-- Start --
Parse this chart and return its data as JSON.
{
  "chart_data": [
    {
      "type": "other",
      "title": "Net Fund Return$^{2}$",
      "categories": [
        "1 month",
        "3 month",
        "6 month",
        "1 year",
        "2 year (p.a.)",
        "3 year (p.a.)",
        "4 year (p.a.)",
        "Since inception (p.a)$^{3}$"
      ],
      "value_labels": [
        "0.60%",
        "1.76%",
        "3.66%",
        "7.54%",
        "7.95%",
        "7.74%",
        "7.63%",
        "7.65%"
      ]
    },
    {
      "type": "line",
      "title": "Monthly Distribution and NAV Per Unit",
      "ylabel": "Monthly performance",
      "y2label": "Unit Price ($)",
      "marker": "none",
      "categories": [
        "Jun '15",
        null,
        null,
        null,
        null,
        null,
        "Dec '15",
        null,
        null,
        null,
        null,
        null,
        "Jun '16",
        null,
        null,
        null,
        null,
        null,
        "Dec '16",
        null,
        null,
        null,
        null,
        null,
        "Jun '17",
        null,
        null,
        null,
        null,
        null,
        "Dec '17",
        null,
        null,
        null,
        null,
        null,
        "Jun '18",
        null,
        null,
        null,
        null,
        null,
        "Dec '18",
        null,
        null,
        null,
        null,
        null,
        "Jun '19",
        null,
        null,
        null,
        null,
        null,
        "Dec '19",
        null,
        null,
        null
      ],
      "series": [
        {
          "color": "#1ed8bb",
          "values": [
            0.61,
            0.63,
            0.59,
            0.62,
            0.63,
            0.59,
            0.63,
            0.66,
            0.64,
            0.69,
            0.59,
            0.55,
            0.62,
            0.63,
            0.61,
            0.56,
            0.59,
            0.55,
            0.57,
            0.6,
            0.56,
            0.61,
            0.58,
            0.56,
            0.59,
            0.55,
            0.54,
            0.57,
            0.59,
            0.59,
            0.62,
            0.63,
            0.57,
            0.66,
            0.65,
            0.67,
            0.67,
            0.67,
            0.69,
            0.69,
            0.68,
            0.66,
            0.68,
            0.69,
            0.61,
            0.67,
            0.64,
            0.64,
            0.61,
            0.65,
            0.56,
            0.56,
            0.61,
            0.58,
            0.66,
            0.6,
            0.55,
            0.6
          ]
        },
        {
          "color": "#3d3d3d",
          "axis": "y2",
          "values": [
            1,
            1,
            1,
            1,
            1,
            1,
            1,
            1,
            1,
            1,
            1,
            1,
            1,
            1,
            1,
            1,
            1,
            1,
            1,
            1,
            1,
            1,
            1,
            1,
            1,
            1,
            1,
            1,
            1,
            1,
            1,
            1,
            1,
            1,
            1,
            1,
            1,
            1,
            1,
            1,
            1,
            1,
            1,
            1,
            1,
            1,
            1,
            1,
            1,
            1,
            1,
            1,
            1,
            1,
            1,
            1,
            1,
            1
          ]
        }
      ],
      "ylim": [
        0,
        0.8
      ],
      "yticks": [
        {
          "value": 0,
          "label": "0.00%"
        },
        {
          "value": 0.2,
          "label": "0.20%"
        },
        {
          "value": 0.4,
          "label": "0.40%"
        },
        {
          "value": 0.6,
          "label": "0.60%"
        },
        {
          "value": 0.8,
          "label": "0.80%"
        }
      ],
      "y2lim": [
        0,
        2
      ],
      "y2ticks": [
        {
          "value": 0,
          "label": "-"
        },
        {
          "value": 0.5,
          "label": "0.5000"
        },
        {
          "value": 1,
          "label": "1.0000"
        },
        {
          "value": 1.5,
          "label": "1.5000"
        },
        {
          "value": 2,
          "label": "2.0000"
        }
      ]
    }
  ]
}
-- End --
[Direction]
The lines above should be duplicated exactly.

[Solution for this problem]
Parse this chart and return its data as JSON.
{
  "chart_data": [
    {
      "type": "other",
      "title": "Net Fund Return$^{2}$",
      "categories": [
        "1 month",
        "3 month",
        "6 month",
        "1 year",
        "2 year (p.a.)",
        "3 year (p.a.)",
        "4 year (p.a.)",
        "Since inception (p.a)$^{3}$"
      ],
      "value_labels": [
        "0.60%",
        "1.76%",
        "3.66%",
        "7.54%",
        "7.95%",
        "7.74%",
        "7.63%",
        "7.65%"
      ]
    },
    {
      "type": "line",
      "title": "Monthly Distribution and NAV Per Unit",
      "ylabel": "Monthly performance",
      "y2label": "Unit Price ($)",
      "marker": "none",
      "categories": [
        "Jun '15",
        null,
        null,
        null,
        null,
        null,
        "Dec '15",
        null,
        null,
        null,
        null,
        null,
        "Jun '16",
        null,
        null,
        null,
        null,
        null,
        "Dec '16",
        null,
        null,
        null,
        null,
        null,
        "Jun '17",
        null,
        null,
        null,
        null,
        null,
        "Dec '17",
        null,
        null,
        null,
        null,
        null,
        "Jun '18",
        null,
        null,
        null,
        null,
        null,
        "Dec '18",
        null,
        null,
        null,
        null,
        null,
        "Jun '19",
        null,
        null,
        null,
        null,
        null,
        "Dec '19",
        null,
        null,
        null
      ],
      "series": [
        {
          "color": "#1ed8bb",
          "values": [
            0.61,
            0.63,
            0.59,
            0.62,
            0.63,
            0.59,
            0.63,
            0.66,
            0.64,
            0.69,
            0.59,
            0.55,
            0.62,
            0.63,
            0.61,
            0.56,
            0.59,
            0.55,
            0.57,
            0.6,
            0.56,
            0.61,
            0.58,
            0.56,
            0.59,
            0.55,
            0.54,
            0.57,
            0.59,
            0.59,
            0.62,
            0.63,
            0.57,
            0.66,
            0.65,
            0.67,
            0.67,
            0.67,
            0.69,
            0.69,
            0.68,
            0.66,
            0.68,
            0.69,
            0.61,
            0.67,
            0.64,
            0.64,
            0.61,
            0.65,
            0.56,
            0.56,
            0.61,
            0.58,
            0.66,
            0.6,
            0.55,
            0.6
          ]
        },
        {
          "color": "#3d3d3d",
          "axis": "y2",
          "values": [
            1,
            1,
            1,
            1,
            1,
            1,
            1,
            1,
            1,
            1,
            1,
            1,
            1,
            1,
            1,
            1,
            1,
            1,
            1,
            1,
            1,
            1,
            1,
            1,
            1,
            1,
            1,
            1,
            1,
            1,
            1,
            1,
            1,
            1,
            1,
            1,
            1,
            1,
            1,
            1,
            1,
            1,
            1,
            1,
            1,
            1,
            1,
            1,
            1,
            1,
            1,
            1,
            1,
            1,
            1,
            1,
            1,
            1
          ]
        }
      ],
      "ylim": [
        0,
        0.8
      ],
      "yticks": [
        {
          "value": 0,
          "label": "0.00%"
        },
        {
          "value": 0.2,
          "label": "0.20%"
        },
        {
          "value": 0.4,
          "label": "0.40%"
        },
        {
          "value": 0.6,
          "label": "0.60%"
        },
        {
          "value": 0.8,
          "label": "0.80%"
        }
      ],
      "y2lim": [
        0,
        2
      ],
      "y2ticks": [
        {
          "value": 0,
          "label": "-"
        },
        {
          "value": 0.5,
          "label": "0.5000"
        },
        {
          "value": 1,
          "label": "1.0000"
        },
        {
          "value": 1.5,
          "label": "1.5000"
        },
        {
          "value": 2,
          "label": "2.0000"
        }
      ]
    }
  ]
}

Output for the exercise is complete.